** start **
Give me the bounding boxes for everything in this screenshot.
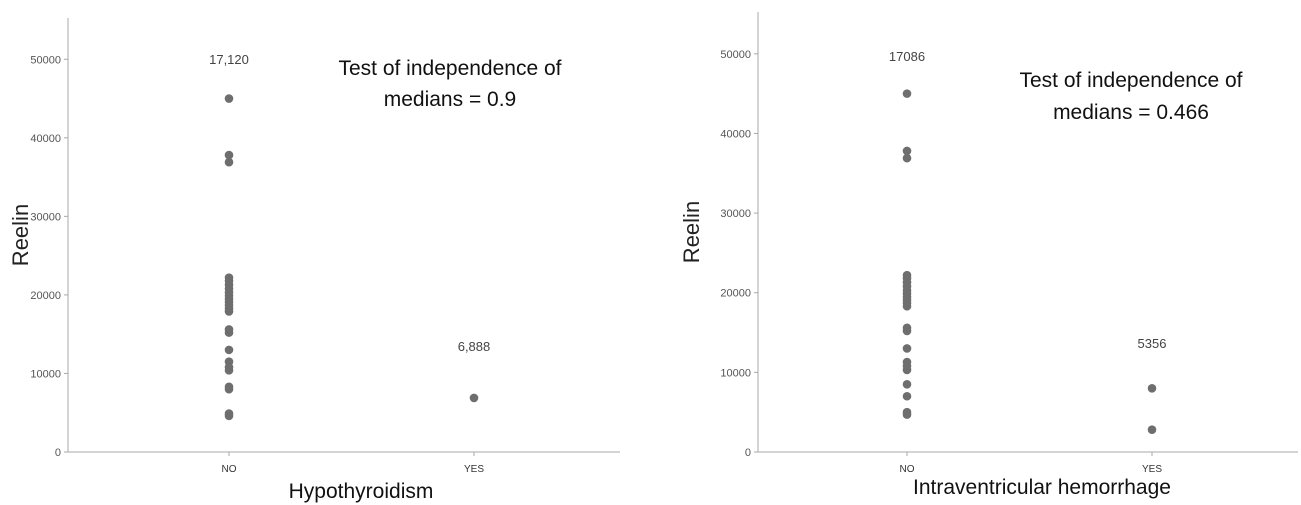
data-point [1147,425,1157,435]
y-tick-label: 0 [55,447,61,459]
data-point [224,411,234,421]
data-point [902,344,912,353]
data-point [224,366,234,375]
x-tick-label: YES [1142,464,1162,475]
data-point [224,328,234,337]
data-point [902,410,912,419]
y-tick-label: 20000 [720,288,751,300]
y-tick-label: 40000 [720,128,751,140]
y-tick-label: 50000 [30,54,61,66]
test-annotation: Test of independence of [1019,69,1242,92]
data-point [902,380,912,389]
y-tick-label: 50000 [720,49,751,61]
x-tick-label: NO [900,464,915,475]
y-axis-title: Reelin [679,201,704,263]
y-tick-label: 40000 [30,133,61,145]
median-label: 5356 [1138,336,1167,351]
data-point [224,345,234,355]
data-point [902,153,912,163]
data-point [224,94,234,103]
y-tick-label: 30000 [720,208,751,220]
median-label: 6,888 [458,339,491,354]
data-point [902,146,912,156]
data-point [224,157,234,167]
data-point [902,391,912,401]
y-tick-label: 10000 [30,368,61,380]
data-point [902,326,912,336]
data-point [902,301,912,311]
data-point [902,89,912,98]
chart-intraventricular-hemorrhage: 0 10000 20000 30000 40000 50000 NO YES 17086 5356… [679,12,1298,499]
y-tick-label: 0 [745,447,751,459]
test-annotation: medians = 0.9 [384,88,517,111]
median-label: 17086 [889,49,925,64]
data-point [469,393,479,403]
data-point [224,384,234,394]
test-annotation: medians = 0.466 [1053,101,1209,124]
median-label: 17,120 [209,52,249,67]
test-annotation: Test of independence of [338,57,561,80]
data-point [902,365,912,375]
data-point [224,150,234,160]
x-tick-label: YES [464,464,484,475]
x-axis-title: Hypothyroidism [289,480,434,503]
y-tick-label: 20000 [30,290,61,302]
chart-hypothyroidism: 0 10000 20000 30000 40000 50000 NO YES 17,120 6,8… [8,18,620,503]
y-tick-label: 30000 [30,211,61,223]
y-tick-label: 10000 [720,367,751,379]
data-point [1147,383,1157,393]
data-point [224,307,234,316]
y-axis-title: Reelin [8,204,33,266]
x-axis-title: Intraventricular hemorrhage [913,476,1171,499]
x-tick-label: NO [222,464,237,475]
** end **
§ **GOAL**: Copy out each line of the items above that contains the string "test".

§ **RESPONSE BELOW**:
test-annotation: Test of independence of [1019,69,1242,92]
test-annotation: medians = 0.9 [384,88,517,111]
test-annotation: medians = 0.466 [1053,101,1209,124]
test-annotation: Test of independence of [338,57,561,80]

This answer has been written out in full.